Requirement | Work through the data line by line, gathering every line that has the word "values".

☆ ☆ ☆

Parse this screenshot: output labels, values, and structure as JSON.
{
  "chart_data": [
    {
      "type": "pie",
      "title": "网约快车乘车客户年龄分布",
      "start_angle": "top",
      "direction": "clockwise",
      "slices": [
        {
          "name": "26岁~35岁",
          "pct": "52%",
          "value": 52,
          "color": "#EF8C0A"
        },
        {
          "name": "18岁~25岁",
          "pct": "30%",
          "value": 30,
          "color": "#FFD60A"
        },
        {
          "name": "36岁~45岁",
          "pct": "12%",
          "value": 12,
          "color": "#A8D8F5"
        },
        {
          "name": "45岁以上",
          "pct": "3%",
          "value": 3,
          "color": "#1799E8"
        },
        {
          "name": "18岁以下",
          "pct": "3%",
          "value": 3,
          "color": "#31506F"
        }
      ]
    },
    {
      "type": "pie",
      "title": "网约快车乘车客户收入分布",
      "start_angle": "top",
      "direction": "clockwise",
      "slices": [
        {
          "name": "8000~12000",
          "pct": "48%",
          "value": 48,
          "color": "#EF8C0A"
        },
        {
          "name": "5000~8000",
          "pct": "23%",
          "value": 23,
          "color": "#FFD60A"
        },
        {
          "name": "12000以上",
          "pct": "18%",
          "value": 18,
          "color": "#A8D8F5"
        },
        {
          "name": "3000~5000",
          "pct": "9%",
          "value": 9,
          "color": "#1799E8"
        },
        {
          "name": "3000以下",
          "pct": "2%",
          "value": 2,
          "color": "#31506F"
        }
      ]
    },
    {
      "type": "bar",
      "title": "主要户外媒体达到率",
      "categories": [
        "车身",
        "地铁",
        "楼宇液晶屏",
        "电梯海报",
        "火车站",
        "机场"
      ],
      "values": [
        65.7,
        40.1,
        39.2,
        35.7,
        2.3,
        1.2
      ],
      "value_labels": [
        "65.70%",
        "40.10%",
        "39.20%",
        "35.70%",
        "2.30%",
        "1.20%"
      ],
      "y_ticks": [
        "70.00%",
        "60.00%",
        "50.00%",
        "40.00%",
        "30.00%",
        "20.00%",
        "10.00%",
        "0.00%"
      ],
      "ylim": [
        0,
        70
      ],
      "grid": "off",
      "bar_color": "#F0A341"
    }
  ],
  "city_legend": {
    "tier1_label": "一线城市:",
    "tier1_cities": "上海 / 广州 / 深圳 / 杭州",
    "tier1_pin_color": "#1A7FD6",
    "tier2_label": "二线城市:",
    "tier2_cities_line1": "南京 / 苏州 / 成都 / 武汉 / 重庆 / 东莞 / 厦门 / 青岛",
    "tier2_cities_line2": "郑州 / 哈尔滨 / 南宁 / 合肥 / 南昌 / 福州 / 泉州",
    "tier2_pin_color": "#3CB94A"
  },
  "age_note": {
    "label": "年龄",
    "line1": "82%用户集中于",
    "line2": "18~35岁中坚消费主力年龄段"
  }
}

☆ ☆ ☆

Task output |
Parse this screenshot: output labels, values, and structure as JSON.
      "values": [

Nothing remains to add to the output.